- _TASK STATEMENT_: Comb through the entries for "document" and pull out each line that holds it.
*** DATA SECTION ***
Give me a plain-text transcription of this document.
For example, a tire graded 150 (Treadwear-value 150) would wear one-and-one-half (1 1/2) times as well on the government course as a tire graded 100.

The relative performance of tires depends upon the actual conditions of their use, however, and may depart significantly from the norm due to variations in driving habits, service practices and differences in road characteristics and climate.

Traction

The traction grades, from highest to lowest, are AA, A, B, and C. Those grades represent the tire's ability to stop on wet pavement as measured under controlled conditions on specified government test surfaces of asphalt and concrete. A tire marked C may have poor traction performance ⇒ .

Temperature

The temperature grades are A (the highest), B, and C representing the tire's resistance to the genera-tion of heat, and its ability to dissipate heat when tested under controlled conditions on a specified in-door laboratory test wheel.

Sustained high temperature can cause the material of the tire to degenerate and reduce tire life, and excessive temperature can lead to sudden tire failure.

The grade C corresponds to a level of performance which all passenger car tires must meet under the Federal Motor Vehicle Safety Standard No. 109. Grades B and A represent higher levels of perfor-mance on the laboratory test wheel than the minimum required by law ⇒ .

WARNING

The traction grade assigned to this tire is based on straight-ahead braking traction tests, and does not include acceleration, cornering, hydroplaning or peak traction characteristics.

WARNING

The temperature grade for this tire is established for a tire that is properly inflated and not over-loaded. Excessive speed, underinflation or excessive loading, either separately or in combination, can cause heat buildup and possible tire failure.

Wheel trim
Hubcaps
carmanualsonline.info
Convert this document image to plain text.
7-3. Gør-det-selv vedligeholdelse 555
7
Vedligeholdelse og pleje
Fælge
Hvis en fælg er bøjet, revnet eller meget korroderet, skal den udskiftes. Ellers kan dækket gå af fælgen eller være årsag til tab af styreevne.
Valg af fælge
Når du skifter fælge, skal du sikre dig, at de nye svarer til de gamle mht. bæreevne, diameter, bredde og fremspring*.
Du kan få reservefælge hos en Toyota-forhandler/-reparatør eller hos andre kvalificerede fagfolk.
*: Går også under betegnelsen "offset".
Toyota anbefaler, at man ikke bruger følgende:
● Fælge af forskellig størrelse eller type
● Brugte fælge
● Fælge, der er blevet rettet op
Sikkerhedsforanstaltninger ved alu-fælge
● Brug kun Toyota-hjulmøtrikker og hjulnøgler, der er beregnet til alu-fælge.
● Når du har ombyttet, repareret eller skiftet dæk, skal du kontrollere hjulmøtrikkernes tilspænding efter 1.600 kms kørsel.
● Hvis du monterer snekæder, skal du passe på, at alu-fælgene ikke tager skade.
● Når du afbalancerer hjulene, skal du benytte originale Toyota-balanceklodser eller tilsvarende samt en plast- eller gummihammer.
***
- _ANSWER_:
Give me a plain-text transcription of this document.
Convert this document image to plain text.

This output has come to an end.